**** EXTRACTED INFORMATION ****

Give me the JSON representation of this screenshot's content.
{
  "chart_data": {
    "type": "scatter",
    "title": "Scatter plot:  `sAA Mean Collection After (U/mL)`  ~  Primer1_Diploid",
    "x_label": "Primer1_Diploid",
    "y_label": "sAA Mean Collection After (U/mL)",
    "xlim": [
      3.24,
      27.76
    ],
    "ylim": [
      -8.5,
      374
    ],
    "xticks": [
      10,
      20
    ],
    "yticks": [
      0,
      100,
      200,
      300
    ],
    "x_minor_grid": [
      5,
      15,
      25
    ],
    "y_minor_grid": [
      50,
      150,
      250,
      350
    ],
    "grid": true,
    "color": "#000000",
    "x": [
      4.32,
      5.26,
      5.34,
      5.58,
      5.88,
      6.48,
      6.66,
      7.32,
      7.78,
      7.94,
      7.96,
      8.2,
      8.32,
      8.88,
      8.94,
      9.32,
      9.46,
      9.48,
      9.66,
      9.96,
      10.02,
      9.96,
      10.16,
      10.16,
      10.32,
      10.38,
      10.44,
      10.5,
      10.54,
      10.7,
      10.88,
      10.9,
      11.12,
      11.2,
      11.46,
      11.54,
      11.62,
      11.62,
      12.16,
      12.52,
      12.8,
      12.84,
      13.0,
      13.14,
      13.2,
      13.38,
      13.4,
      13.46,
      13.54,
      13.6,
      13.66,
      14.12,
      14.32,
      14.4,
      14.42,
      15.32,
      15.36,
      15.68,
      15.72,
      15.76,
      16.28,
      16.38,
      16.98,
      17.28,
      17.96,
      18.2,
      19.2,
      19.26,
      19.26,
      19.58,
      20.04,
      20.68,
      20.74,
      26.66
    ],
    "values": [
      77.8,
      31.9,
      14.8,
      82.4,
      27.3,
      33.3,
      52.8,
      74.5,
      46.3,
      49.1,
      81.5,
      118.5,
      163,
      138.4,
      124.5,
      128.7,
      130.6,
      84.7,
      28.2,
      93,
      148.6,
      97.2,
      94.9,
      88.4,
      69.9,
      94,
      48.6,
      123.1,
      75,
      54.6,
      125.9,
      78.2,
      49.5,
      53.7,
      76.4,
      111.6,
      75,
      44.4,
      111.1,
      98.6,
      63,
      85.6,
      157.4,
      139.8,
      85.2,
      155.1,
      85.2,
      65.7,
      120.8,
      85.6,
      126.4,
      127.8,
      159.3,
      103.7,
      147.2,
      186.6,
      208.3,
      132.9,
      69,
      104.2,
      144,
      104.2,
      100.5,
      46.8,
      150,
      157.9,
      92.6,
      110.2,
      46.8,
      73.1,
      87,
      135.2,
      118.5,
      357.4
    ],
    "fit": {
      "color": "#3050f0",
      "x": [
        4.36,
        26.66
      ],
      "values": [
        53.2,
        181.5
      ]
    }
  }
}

****

- **REQUIREMENT**
Copy out each record exactly as given, omitting none.

- **REPLY TO THE TASK**
Give me the JSON representation of this screenshot's content.
{
  "chart_data": {
    "type": "scatter",
    "title": "Scatter plot:  `sAA Mean Collection After (U/mL)`  ~  Primer1_Diploid",
    "x_label": "Primer1_Diploid",
    "y_label": "sAA Mean Collection After (U/mL)",
    "xlim": [
      3.24,
      27.76
    ],
    "ylim": [
      -8.5,
      374
    ],
    "xticks": [
      10,
      20
    ],
    "yticks": [
      0,
      100,
      200,
      300
    ],
    "x_minor_grid": [
      5,
      15,
      25
    ],
    "y_minor_grid": [
      50,
      150,
      250,
      350
    ],
    "grid": true,
    "color": "#000000",
    "x": [
      4.32,
      5.26,
      5.34,
      5.58,
      5.88,
      6.48,
      6.66,
      7.32,
      7.78,
      7.94,
      7.96,
      8.2,
      8.32,
      8.88,
      8.94,
      9.32,
      9.46,
      9.48,
      9.66,
      9.96,
      10.02,
      9.96,
      10.16,
      10.16,
      10.32,
      10.38,
      10.44,
      10.5,
      10.54,
      10.7,
      10.88,
      10.9,
      11.12,
      11.2,
      11.46,
      11.54,
      11.62,
      11.62,
      12.16,
      12.52,
      12.8,
      12.84,
      13.0,
      13.14,
      13.2,
      13.38,
      13.4,
      13.46,
      13.54,
      13.6,
      13.66,
      14.12,
      14.32,
      14.4,
      14.42,
      15.32,
      15.36,
      15.68,
      15.72,
      15.76,
      16.28,
      16.38,
      16.98,
      17.28,
      17.96,
      18.2,
      19.2,
      19.26,
      19.26,
      19.58,
      20.04,
      20.68,
      20.74,
      26.66
    ],
    "values": [
      77.8,
      31.9,
      14.8,
      82.4,
      27.3,
      33.3,
      52.8,
      74.5,
      46.3,
      49.1,
      81.5,
      118.5,
      163,
      138.4,
      124.5,
      128.7,
      130.6,
      84.7,
      28.2,
      93,
      148.6,
      97.2,
      94.9,
      88.4,
      69.9,
      94,
      48.6,
      123.1,
      75,
      54.6,
      125.9,
      78.2,
      49.5,
      53.7,
      76.4,
      111.6,
      75,
      44.4,
      111.1,
      98.6,
      63,
      85.6,
      157.4,
      139.8,
      85.2,
      155.1,
      85.2,
      65.7,
      120.8,
      85.6,
      126.4,
      127.8,
      159.3,
      103.7,
      147.2,
      186.6,
      208.3,
      132.9,
      69,
      104.2,
      144,
      104.2,
      100.5,
      46.8,
      150,
      157.9,
      92.6,
      110.2,
      46.8,
      73.1,
      87,
      135.2,
      118.5,
      357.4
    ],
    "fit": {
      "color": "#3050f0",
      "x": [
        4.36,
        26.66
      ],
      "values": [
        53.2,
        181.5
      ]
    }
  }
}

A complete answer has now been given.